_Required work:_
Copy out all the lines where "xlabel" shows up.

Excerpts from a figure dataset:
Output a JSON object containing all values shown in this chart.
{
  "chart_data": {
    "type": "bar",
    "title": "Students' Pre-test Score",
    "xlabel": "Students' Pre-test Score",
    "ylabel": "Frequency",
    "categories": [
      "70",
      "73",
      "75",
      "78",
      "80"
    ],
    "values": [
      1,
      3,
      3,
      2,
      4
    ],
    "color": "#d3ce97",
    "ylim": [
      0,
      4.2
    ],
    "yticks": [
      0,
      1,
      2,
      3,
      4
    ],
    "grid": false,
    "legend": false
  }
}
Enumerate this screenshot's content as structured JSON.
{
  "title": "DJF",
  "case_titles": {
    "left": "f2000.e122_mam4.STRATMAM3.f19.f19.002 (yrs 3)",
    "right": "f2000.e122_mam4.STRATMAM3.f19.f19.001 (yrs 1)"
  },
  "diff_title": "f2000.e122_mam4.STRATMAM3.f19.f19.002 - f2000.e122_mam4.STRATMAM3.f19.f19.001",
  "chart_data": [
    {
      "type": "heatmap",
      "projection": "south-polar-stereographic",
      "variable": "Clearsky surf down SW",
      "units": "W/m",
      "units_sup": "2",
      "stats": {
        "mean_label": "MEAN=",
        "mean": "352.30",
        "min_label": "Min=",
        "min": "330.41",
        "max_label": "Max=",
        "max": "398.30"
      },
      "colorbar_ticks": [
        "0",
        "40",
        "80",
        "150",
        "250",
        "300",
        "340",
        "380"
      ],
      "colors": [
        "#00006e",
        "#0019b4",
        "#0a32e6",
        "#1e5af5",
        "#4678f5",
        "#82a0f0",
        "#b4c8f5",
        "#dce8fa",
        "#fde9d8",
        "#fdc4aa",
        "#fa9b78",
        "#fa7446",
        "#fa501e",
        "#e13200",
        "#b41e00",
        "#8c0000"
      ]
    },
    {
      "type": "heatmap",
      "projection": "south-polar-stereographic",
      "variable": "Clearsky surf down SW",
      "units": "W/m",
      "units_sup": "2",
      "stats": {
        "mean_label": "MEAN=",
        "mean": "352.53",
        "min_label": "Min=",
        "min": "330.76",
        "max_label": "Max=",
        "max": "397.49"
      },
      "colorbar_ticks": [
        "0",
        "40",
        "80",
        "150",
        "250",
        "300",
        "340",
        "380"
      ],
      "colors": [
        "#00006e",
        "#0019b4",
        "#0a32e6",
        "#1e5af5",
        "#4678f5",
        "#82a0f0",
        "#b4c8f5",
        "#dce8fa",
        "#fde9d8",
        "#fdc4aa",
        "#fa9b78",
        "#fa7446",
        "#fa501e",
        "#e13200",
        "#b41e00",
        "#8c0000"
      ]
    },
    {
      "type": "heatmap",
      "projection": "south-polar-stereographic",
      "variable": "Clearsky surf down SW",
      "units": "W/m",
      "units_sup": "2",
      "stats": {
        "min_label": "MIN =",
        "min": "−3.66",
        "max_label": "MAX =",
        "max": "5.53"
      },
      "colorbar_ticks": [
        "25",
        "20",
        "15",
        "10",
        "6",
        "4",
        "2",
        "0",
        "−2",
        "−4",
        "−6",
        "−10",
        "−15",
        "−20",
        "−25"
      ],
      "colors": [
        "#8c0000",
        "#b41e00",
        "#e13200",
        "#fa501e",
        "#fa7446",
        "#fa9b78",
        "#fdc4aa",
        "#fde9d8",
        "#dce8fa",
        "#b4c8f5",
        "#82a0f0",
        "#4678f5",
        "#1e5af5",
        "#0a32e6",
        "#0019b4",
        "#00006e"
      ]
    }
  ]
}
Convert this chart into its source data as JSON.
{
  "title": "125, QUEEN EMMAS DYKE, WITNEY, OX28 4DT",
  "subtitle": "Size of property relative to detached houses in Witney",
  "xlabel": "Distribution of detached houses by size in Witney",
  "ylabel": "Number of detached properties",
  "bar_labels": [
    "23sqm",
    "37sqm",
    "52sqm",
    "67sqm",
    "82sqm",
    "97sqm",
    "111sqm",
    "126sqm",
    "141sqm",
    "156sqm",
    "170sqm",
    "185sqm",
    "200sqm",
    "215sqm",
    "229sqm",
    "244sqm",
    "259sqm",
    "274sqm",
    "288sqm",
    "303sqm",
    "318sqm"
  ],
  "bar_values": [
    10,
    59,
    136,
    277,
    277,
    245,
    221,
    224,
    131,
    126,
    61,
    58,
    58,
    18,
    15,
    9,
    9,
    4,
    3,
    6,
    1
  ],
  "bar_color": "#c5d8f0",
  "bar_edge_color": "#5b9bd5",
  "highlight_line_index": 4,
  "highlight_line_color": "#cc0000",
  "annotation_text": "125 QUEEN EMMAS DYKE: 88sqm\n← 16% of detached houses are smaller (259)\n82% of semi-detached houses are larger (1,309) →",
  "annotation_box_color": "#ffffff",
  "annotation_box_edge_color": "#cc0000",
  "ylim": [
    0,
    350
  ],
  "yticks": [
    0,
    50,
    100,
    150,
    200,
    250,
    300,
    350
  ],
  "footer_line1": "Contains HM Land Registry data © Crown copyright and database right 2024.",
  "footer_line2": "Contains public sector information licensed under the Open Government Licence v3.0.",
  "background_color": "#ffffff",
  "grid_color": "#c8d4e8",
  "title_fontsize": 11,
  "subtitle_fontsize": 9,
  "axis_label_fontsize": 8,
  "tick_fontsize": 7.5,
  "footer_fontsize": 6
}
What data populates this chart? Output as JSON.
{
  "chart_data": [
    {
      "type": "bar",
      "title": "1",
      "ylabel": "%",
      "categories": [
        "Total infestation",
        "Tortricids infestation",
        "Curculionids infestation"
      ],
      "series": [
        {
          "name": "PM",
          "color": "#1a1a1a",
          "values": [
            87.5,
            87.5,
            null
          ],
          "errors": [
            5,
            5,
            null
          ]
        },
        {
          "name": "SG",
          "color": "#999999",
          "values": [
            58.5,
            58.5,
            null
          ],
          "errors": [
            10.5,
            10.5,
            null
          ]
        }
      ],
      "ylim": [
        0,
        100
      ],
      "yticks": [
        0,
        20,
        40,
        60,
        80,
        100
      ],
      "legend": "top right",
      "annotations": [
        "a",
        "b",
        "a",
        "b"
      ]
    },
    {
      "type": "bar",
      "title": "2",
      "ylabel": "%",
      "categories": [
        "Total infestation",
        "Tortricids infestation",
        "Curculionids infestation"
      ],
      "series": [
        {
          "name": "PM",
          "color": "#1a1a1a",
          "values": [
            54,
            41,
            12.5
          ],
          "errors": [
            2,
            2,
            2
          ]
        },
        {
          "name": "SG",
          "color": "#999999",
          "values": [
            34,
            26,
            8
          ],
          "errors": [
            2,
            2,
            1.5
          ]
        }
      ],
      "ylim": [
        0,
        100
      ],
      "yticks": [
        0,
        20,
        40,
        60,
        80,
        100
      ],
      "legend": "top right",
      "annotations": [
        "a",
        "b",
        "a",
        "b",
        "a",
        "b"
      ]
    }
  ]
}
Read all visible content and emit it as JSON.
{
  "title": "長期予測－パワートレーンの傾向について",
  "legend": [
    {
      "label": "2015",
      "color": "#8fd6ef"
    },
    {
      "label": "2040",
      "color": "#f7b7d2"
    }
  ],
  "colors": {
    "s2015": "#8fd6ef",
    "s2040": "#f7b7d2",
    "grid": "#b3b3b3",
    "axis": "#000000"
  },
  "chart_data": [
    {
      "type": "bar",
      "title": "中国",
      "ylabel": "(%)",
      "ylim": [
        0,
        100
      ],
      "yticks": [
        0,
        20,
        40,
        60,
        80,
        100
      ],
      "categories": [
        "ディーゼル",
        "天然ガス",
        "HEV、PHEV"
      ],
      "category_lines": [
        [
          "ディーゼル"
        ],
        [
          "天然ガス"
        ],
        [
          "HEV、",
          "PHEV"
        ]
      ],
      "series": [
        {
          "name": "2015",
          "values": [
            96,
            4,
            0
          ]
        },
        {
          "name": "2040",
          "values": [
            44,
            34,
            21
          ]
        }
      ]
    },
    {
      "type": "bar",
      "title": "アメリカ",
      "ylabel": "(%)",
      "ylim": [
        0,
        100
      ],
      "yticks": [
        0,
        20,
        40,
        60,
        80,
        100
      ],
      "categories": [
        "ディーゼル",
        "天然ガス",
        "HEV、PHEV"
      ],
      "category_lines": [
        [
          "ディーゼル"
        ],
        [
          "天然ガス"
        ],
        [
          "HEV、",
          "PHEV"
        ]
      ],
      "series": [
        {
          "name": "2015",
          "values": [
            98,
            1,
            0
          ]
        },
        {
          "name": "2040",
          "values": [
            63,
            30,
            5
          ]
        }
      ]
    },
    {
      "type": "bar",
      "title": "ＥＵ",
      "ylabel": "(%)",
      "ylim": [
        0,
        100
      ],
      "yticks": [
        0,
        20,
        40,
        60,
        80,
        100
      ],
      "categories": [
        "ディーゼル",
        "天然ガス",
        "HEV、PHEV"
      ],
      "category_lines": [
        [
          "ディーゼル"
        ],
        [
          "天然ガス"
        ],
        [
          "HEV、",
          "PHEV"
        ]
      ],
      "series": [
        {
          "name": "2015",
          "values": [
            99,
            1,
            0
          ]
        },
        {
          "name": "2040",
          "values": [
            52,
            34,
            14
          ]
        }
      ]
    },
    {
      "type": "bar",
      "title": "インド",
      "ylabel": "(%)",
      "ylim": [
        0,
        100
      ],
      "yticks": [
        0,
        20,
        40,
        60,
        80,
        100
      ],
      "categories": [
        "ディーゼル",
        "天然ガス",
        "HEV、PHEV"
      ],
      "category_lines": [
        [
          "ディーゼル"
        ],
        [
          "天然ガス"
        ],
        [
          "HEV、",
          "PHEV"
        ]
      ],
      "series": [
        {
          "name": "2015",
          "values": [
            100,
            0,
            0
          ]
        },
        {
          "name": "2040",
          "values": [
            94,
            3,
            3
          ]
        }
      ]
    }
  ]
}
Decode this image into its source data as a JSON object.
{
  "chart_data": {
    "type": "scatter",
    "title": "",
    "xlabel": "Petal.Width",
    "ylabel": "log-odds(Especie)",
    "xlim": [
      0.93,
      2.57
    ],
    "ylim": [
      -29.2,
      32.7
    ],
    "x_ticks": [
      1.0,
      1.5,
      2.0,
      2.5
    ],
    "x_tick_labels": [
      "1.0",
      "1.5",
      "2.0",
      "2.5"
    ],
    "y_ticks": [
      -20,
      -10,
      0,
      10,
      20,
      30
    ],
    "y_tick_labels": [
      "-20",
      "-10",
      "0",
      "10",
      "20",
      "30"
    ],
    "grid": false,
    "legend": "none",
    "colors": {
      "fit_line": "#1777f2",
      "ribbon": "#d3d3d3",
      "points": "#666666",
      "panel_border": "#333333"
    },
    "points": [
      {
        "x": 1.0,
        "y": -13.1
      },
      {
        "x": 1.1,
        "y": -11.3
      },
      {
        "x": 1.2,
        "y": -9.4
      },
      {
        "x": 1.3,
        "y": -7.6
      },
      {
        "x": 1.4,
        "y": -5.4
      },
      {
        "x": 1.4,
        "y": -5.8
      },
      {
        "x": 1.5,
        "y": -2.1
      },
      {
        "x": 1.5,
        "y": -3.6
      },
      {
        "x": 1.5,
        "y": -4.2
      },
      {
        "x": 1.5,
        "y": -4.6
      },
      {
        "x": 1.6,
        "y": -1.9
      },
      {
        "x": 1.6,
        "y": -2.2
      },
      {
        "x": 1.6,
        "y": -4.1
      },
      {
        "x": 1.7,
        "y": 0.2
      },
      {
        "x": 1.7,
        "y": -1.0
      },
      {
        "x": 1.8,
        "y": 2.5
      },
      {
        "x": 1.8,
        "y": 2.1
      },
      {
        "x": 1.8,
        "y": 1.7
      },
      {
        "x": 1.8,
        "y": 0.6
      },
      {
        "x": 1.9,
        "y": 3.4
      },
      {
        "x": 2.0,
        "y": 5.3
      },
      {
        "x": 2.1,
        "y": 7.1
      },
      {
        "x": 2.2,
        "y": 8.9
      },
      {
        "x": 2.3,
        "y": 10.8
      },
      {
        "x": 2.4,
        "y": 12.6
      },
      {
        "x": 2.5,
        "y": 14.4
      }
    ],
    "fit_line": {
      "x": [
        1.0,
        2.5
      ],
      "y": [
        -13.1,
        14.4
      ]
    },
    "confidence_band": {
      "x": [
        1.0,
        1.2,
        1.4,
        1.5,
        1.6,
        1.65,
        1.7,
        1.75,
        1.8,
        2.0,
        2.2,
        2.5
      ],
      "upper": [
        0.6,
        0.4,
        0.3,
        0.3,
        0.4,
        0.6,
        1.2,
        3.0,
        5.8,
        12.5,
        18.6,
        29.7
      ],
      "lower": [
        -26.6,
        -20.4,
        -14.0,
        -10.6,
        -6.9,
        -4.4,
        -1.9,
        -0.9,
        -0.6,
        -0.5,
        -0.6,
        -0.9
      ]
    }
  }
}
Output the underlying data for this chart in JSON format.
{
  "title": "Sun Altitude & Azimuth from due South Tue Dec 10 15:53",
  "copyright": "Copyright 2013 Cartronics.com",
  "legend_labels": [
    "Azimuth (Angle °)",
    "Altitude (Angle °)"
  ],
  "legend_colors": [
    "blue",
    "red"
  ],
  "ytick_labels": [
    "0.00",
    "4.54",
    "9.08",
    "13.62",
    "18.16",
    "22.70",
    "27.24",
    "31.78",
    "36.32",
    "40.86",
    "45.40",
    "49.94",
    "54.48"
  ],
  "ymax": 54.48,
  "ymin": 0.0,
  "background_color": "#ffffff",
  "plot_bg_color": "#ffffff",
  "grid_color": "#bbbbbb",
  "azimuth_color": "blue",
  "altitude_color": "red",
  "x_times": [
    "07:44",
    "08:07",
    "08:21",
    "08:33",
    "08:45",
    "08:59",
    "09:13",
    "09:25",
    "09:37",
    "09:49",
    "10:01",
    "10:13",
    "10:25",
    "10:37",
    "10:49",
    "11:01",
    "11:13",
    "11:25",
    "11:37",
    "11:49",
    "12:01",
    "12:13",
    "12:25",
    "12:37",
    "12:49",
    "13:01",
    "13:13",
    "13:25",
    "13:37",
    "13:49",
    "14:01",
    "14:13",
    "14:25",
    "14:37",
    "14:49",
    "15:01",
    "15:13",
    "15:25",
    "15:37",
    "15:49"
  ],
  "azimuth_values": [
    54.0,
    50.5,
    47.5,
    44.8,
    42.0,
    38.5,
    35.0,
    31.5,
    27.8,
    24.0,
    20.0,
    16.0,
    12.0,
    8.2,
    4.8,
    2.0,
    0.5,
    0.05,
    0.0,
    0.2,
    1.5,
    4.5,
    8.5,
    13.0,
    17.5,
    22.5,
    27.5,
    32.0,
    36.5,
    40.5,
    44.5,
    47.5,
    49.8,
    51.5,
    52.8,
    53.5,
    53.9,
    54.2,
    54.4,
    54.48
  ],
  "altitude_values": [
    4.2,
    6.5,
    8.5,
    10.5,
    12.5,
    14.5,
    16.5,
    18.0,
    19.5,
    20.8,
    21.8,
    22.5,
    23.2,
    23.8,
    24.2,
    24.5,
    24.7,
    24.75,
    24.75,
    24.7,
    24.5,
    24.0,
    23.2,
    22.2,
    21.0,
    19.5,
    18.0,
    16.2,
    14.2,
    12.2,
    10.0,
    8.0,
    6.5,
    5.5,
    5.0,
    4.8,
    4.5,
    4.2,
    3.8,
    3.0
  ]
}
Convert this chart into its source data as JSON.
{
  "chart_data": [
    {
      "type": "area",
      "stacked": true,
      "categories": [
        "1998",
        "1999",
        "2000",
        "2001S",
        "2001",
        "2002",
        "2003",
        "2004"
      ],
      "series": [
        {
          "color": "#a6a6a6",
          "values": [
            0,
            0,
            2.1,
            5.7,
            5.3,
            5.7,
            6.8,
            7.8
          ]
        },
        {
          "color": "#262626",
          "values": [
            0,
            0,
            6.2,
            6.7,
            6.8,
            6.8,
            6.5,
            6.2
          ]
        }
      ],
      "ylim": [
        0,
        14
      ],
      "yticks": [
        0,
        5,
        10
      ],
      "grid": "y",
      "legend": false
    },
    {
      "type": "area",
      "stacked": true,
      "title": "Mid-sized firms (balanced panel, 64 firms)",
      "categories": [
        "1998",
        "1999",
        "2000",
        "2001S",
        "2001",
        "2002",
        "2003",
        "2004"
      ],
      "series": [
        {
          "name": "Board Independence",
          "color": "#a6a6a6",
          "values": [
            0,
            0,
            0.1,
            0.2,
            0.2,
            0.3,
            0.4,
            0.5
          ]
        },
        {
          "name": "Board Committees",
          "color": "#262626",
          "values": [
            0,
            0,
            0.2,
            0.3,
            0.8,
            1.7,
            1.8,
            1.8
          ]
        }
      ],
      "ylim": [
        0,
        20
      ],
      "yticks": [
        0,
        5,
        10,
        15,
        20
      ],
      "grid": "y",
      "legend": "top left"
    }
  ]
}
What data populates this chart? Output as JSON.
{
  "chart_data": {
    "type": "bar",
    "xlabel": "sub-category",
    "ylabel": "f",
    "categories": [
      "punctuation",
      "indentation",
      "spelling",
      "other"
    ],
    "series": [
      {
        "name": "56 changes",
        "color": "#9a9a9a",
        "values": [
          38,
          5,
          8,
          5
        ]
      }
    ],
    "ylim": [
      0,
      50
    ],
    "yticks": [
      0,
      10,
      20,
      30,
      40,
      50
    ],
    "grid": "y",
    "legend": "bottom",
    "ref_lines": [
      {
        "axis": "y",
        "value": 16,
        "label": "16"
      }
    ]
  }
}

_Correct result:_
    "xlabel": "Students' Pre-test Score",
  "xlabel": "Distribution of detached houses by size in Witney",
    "xlabel": "Petal.Width",
    "xlabel": "sub-category",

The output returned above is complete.